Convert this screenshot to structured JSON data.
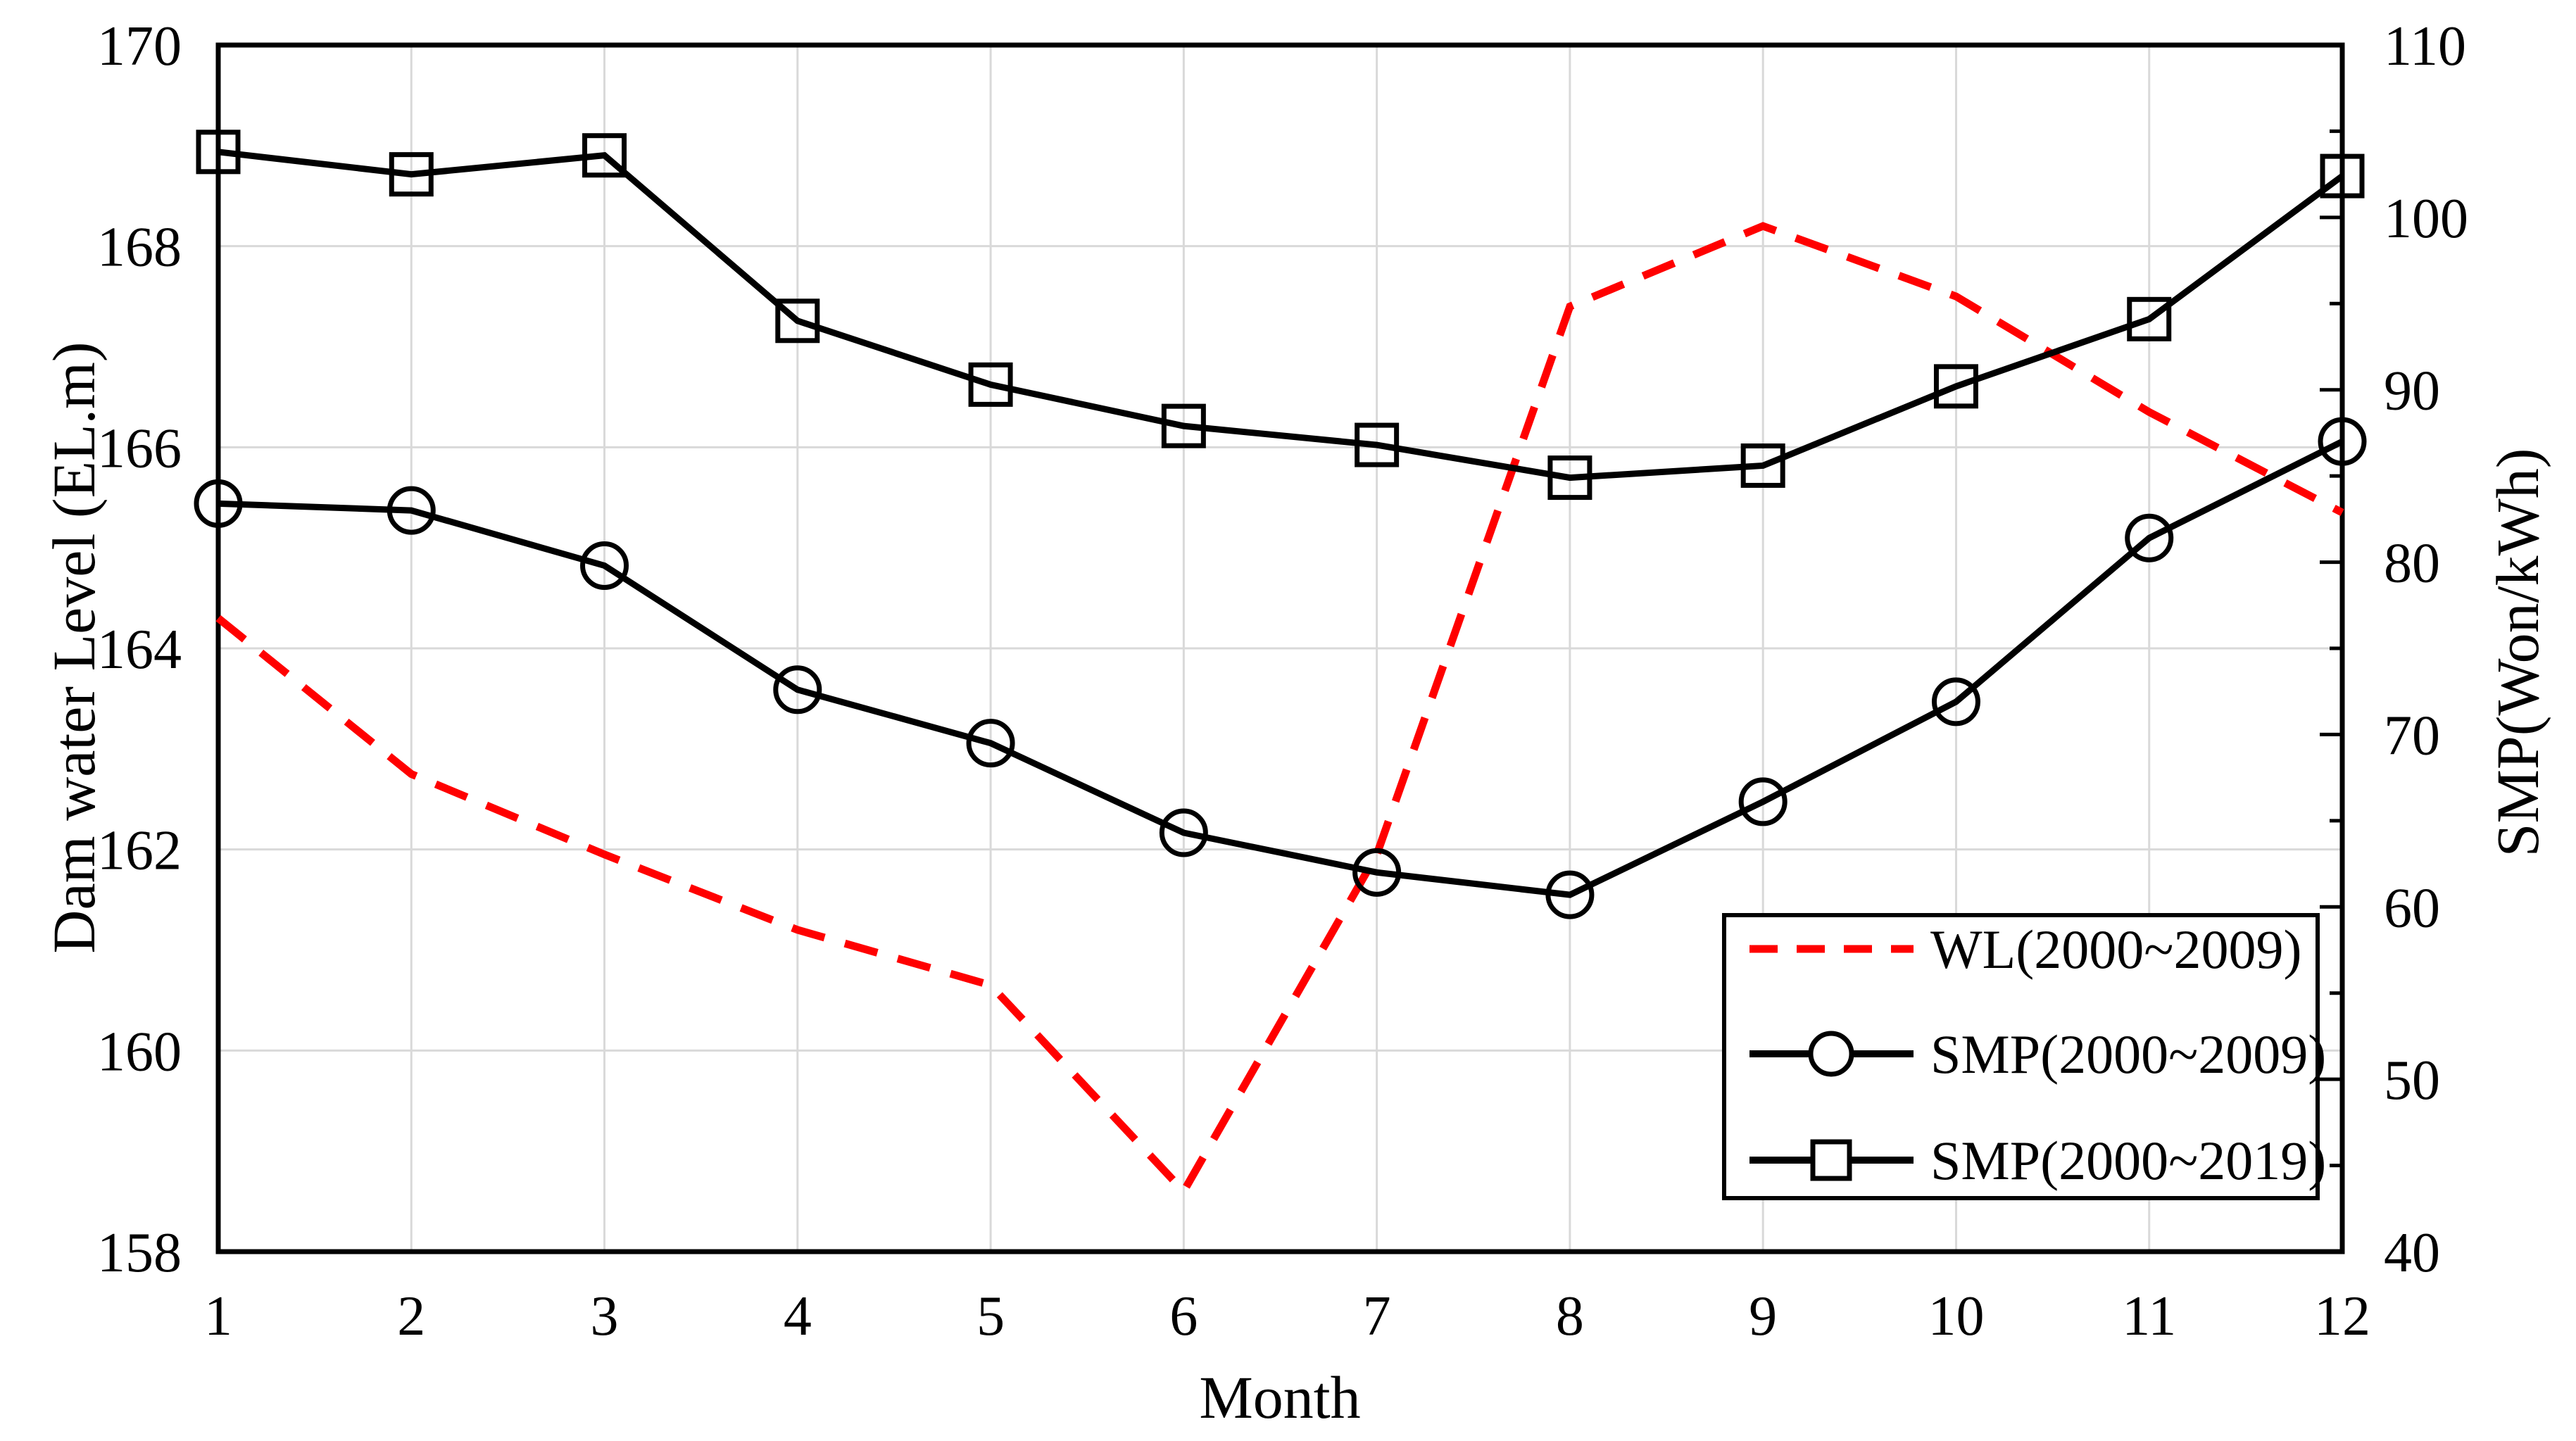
{
  "chart_data": {
    "type": "line",
    "title": "",
    "x": [
      1,
      2,
      3,
      4,
      5,
      6,
      7,
      8,
      9,
      10,
      11,
      12
    ],
    "xlabel": "Month",
    "left_axis": {
      "label": "Dam water Level (EL.m)",
      "min": 158,
      "max": 170,
      "tick_step": 2,
      "ticks": [
        158,
        160,
        162,
        164,
        166,
        168,
        170
      ],
      "gridline_values": [
        160,
        162,
        164,
        166,
        168
      ]
    },
    "right_axis": {
      "label": "SMP(Won/kWh)",
      "min": 40,
      "max": 110,
      "tick_step": 10,
      "minor_tick_step": 5,
      "ticks": [
        40,
        50,
        60,
        70,
        80,
        90,
        100,
        110
      ],
      "major_tick_values": [
        50,
        60,
        70,
        80,
        90,
        100
      ],
      "minor_tick_values": [
        45,
        55,
        65,
        75,
        85,
        95,
        105
      ]
    },
    "grid": true,
    "series": [
      {
        "name": "WL(2000~2009)",
        "axis": "left",
        "line": "dashed",
        "color": "#ff0000",
        "marker": "none",
        "values": [
          164.3,
          162.75,
          161.95,
          161.2,
          160.65,
          158.6,
          161.95,
          167.4,
          168.2,
          167.5,
          166.35,
          165.35
        ]
      },
      {
        "name": "SMP(2000~2009)",
        "axis": "right",
        "line": "solid",
        "color": "#000000",
        "marker": "circle",
        "values": [
          83.4,
          83.0,
          79.8,
          72.6,
          69.5,
          64.3,
          62.0,
          60.7,
          66.1,
          71.9,
          81.4,
          87.0
        ]
      },
      {
        "name": "SMP(2000~2019)",
        "axis": "right",
        "line": "solid",
        "color": "#000000",
        "marker": "square",
        "values": [
          103.8,
          102.5,
          103.6,
          94.0,
          90.3,
          87.9,
          86.8,
          84.9,
          85.6,
          90.2,
          94.1,
          102.4
        ]
      }
    ],
    "legend": {
      "position": "inside bottom-right",
      "entries": [
        "WL(2000~2009)",
        "SMP(2000~2009)",
        "SMP(2000~2019)"
      ]
    },
    "colors": {
      "background": "#ffffff",
      "grid": "#d9d9d9",
      "axis": "#000000",
      "text": "#000000",
      "wl_red": "#ff0000"
    }
  }
}
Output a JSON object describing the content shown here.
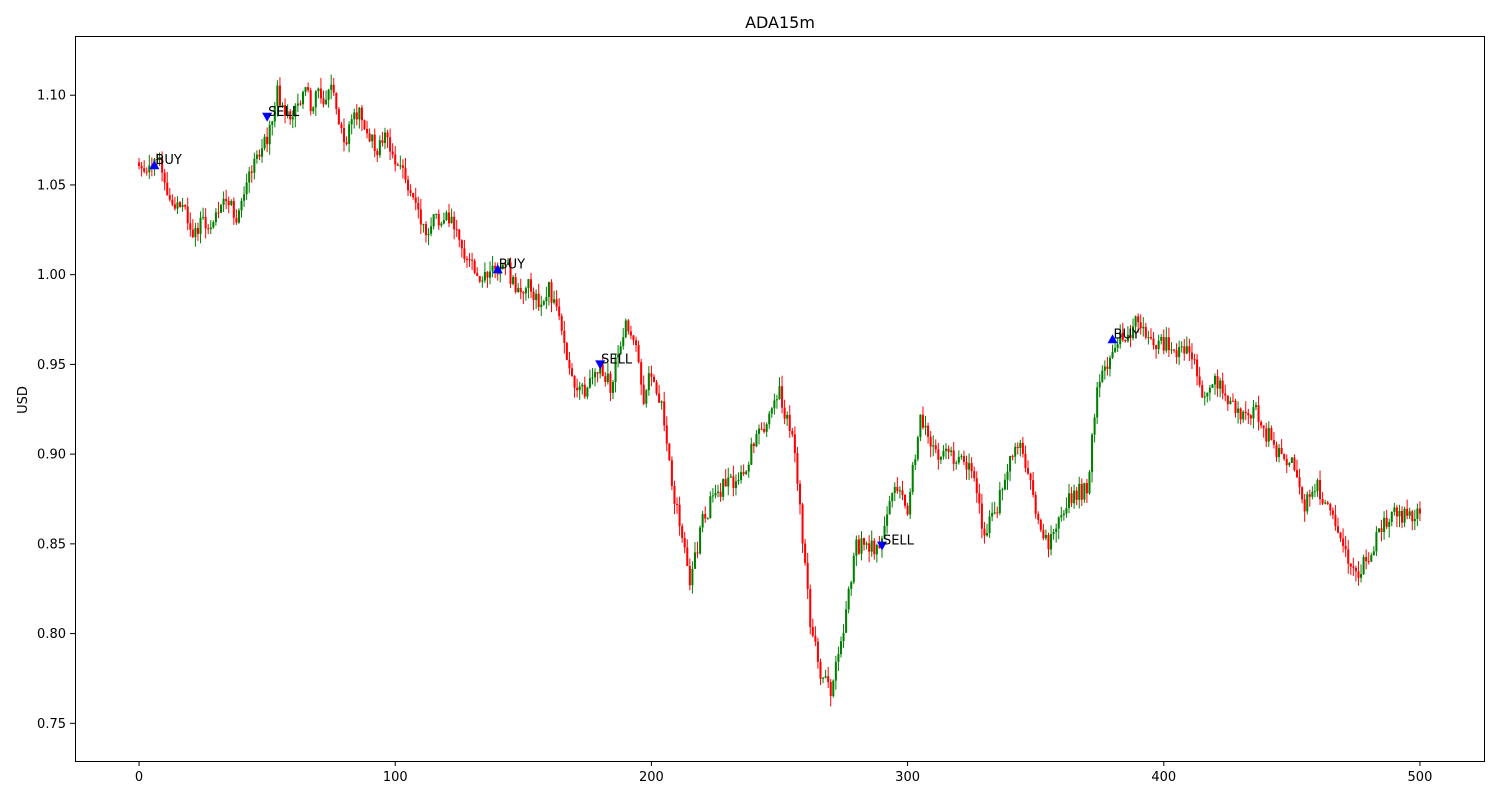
{
  "chart_data": {
    "type": "candlestick",
    "title": "ADA15m",
    "ylabel": "USD",
    "xlabel": "",
    "xlim": [
      -25,
      525
    ],
    "ylim": [
      0.729,
      1.133
    ],
    "x_ticks": [
      0,
      100,
      200,
      300,
      400,
      500
    ],
    "y_ticks": [
      0.75,
      0.8,
      0.85,
      0.9,
      0.95,
      1.0,
      1.05,
      1.1
    ],
    "grid": false,
    "colors": {
      "up": "#008000",
      "down": "#ff0000",
      "marker": "#0000ff"
    },
    "candle_count": 501,
    "price_path": [
      [
        0,
        1.058
      ],
      [
        6,
        1.063
      ],
      [
        8,
        1.064
      ],
      [
        12,
        1.04
      ],
      [
        18,
        1.037
      ],
      [
        20,
        1.025
      ],
      [
        30,
        1.03
      ],
      [
        33,
        1.046
      ],
      [
        38,
        1.032
      ],
      [
        43,
        1.053
      ],
      [
        48,
        1.07
      ],
      [
        50,
        1.075
      ],
      [
        52,
        1.087
      ],
      [
        54,
        1.101
      ],
      [
        56,
        1.091
      ],
      [
        61,
        1.091
      ],
      [
        65,
        1.106
      ],
      [
        67,
        1.092
      ],
      [
        70,
        1.1
      ],
      [
        73,
        1.094
      ],
      [
        75,
        1.103
      ],
      [
        80,
        1.071
      ],
      [
        84,
        1.094
      ],
      [
        88,
        1.083
      ],
      [
        93,
        1.07
      ],
      [
        97,
        1.077
      ],
      [
        103,
        1.055
      ],
      [
        108,
        1.038
      ],
      [
        112,
        1.025
      ],
      [
        120,
        1.035
      ],
      [
        125,
        1.018
      ],
      [
        130,
        1.004
      ],
      [
        135,
        0.998
      ],
      [
        140,
        1.003
      ],
      [
        144,
        1.003
      ],
      [
        148,
        0.989
      ],
      [
        152,
        0.993
      ],
      [
        156,
        0.986
      ],
      [
        160,
        0.992
      ],
      [
        165,
        0.97
      ],
      [
        170,
        0.933
      ],
      [
        175,
        0.935
      ],
      [
        180,
        0.948
      ],
      [
        184,
        0.939
      ],
      [
        187,
        0.955
      ],
      [
        190,
        0.975
      ],
      [
        194,
        0.962
      ],
      [
        197,
        0.927
      ],
      [
        200,
        0.947
      ],
      [
        205,
        0.92
      ],
      [
        208,
        0.88
      ],
      [
        212,
        0.855
      ],
      [
        215,
        0.83
      ],
      [
        220,
        0.862
      ],
      [
        225,
        0.88
      ],
      [
        230,
        0.883
      ],
      [
        235,
        0.888
      ],
      [
        240,
        0.905
      ],
      [
        245,
        0.92
      ],
      [
        250,
        0.933
      ],
      [
        255,
        0.91
      ],
      [
        258,
        0.87
      ],
      [
        262,
        0.805
      ],
      [
        266,
        0.777
      ],
      [
        270,
        0.77
      ],
      [
        275,
        0.805
      ],
      [
        280,
        0.85
      ],
      [
        285,
        0.847
      ],
      [
        290,
        0.852
      ],
      [
        295,
        0.88
      ],
      [
        300,
        0.87
      ],
      [
        305,
        0.92
      ],
      [
        310,
        0.903
      ],
      [
        315,
        0.898
      ],
      [
        320,
        0.899
      ],
      [
        325,
        0.892
      ],
      [
        330,
        0.855
      ],
      [
        335,
        0.872
      ],
      [
        340,
        0.9
      ],
      [
        345,
        0.903
      ],
      [
        350,
        0.868
      ],
      [
        355,
        0.848
      ],
      [
        360,
        0.866
      ],
      [
        365,
        0.878
      ],
      [
        370,
        0.88
      ],
      [
        374,
        0.936
      ],
      [
        378,
        0.95
      ],
      [
        382,
        0.966
      ],
      [
        385,
        0.965
      ],
      [
        390,
        0.975
      ],
      [
        395,
        0.962
      ],
      [
        400,
        0.962
      ],
      [
        405,
        0.956
      ],
      [
        410,
        0.96
      ],
      [
        415,
        0.935
      ],
      [
        420,
        0.94
      ],
      [
        425,
        0.932
      ],
      [
        430,
        0.92
      ],
      [
        435,
        0.925
      ],
      [
        440,
        0.912
      ],
      [
        445,
        0.9
      ],
      [
        450,
        0.895
      ],
      [
        455,
        0.873
      ],
      [
        460,
        0.882
      ],
      [
        465,
        0.87
      ],
      [
        470,
        0.845
      ],
      [
        475,
        0.83
      ],
      [
        480,
        0.843
      ],
      [
        485,
        0.86
      ],
      [
        490,
        0.868
      ],
      [
        495,
        0.866
      ],
      [
        500,
        0.868
      ]
    ],
    "signals": [
      {
        "type": "BUY",
        "x": 6,
        "y": 1.061,
        "label": "BUY"
      },
      {
        "type": "SELL",
        "x": 50,
        "y": 1.088,
        "label": "SELL"
      },
      {
        "type": "BUY",
        "x": 140,
        "y": 1.003,
        "label": "BUY"
      },
      {
        "type": "SELL",
        "x": 180,
        "y": 0.95,
        "label": "SELL"
      },
      {
        "type": "SELL",
        "x": 290,
        "y": 0.849,
        "label": "SELL"
      },
      {
        "type": "BUY",
        "x": 380,
        "y": 0.964,
        "label": "BUY"
      }
    ]
  }
}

What you have to do |
Copy down every line of the material above that includes the string "name".

Output below |
        "name": "WL(2000~2009)",
        "name": "SMP(2000~2009)",
        "name": "SMP(2000~2019)",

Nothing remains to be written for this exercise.